Exercise directions:
Will you write out the data exactly, excluding every picture?

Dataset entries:

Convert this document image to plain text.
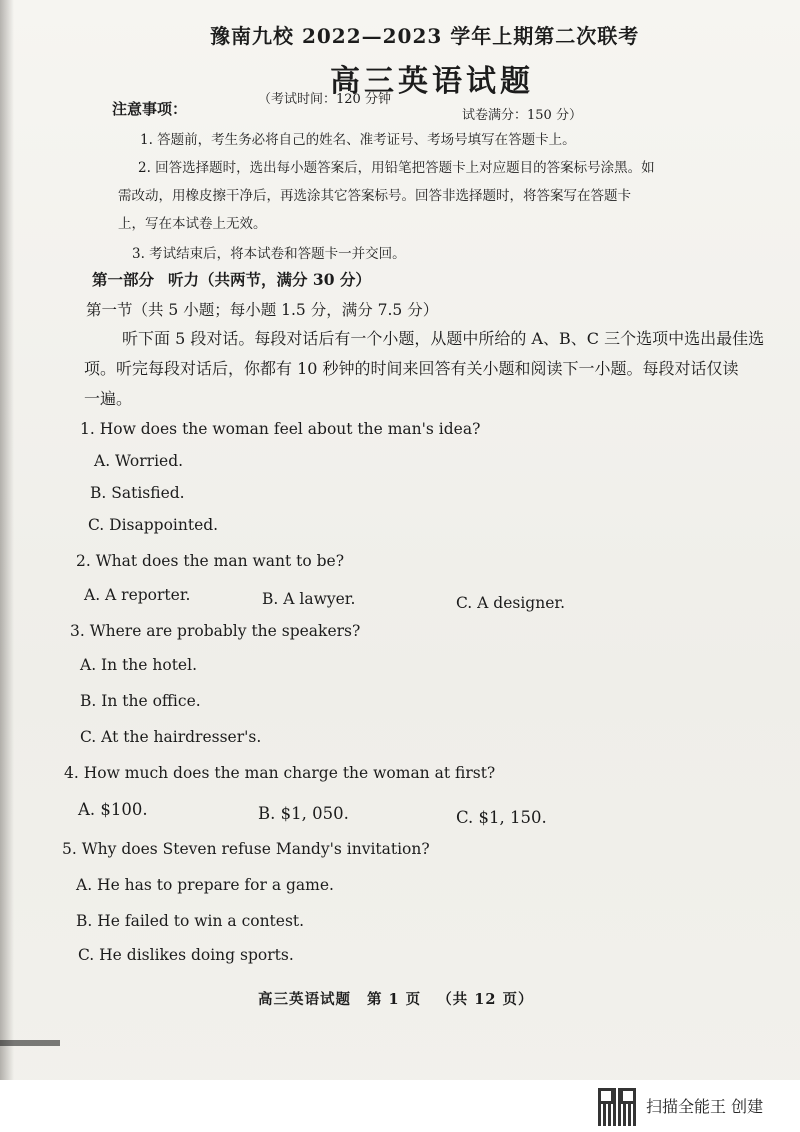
豫南九校 2022—2023 学年上期第二次联考
高三英语试题
（考试时间：120 分钟
试卷满分：150 分）
注意事项：
1. 答题前，考生务必将自己的姓名、准考证号、考场号填写在答题卡上。
2. 回答选择题时，选出每小题答案后，用铅笔把答题卡上对应题目的答案标号涂黑。如
需改动，用橡皮擦干净后，再选涂其它答案标号。回答非选择题时，将答案写在答题卡
上，写在本试卷上无效。
3. 考试结束后，将本试卷和答题卡一并交回。
第一部分 听力（共两节，满分 30 分）
第一节（共 5 小题；每小题 1.5 分，满分 7.5 分）
听下面 5 段对话。每段对话后有一个小题，从题中所给的 A、B、C 三个选项中选出最佳选
项。听完每段对话后，你都有 10 秒钟的时间来回答有关小题和阅读下一小题。每段对话仅读
一遍。
1. How does the woman feel about the man's idea?
A. Worried.
B. Satisfied.
C. Disappointed.
2. What does the man want to be?
A. A reporter.	B. A lawyer.	C. A designer.
3. Where are probably the speakers?
A. In the hotel.
B. In the office.
C. At the hairdresser's.
4. How much does the man charge the woman at first?
A. $100.	B. $1, 050.	C. $1, 150.
5. Why does Steven refuse Mandy's invitation?
A. He has to prepare for a game.
B. He failed to win a contest.
C. He dislikes doing sports.
高三英语试题 第 1 页 （共 12 页）
扫描全能王 创建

Correct response:
Convert this document image to plain text.
豫南九校 2022—2023 学年上期第二次联考
高三英语试题
（考试时间：120 分钟
试卷满分：150 分）
注意事项：
1. 答题前，考生务必将自己的姓名、准考证号、考场号填写在答题卡上。
2. 回答选择题时，选出每小题答案后，用铅笔把答题卡上对应题目的答案标号涂黑。如
需改动，用橡皮擦干净后，再选涂其它答案标号。回答非选择题时，将答案写在答题卡
上，写在本试卷上无效。
3. 考试结束后，将本试卷和答题卡一并交回。
第一部分 听力（共两节，满分 30 分）
第一节（共 5 小题；每小题 1.5 分，满分 7.5 分）
听下面 5 段对话。每段对话后有一个小题，从题中所给的 A、B、C 三个选项中选出最佳选
项。听完每段对话后，你都有 10 秒钟的时间来回答有关小题和阅读下一小题。每段对话仅读
一遍。
1. How does the woman feel about the man's idea?
A. Worried.
B. Satisfied.
C. Disappointed.
2. What does the man want to be?
A. A reporter.	B. A lawyer.	C. A designer.
3. Where are probably the speakers?
A. In the hotel.
B. In the office.
C. At the hairdresser's.
4. How much does the man charge the woman at first?
A. $100.	B. $1, 050.	C. $1, 150.
5. Why does Steven refuse Mandy's invitation?
A. He has to prepare for a game.
B. He failed to win a contest.
C. He dislikes doing sports.
高三英语试题 第 1 页 （共 12 页）
扫描全能王 创建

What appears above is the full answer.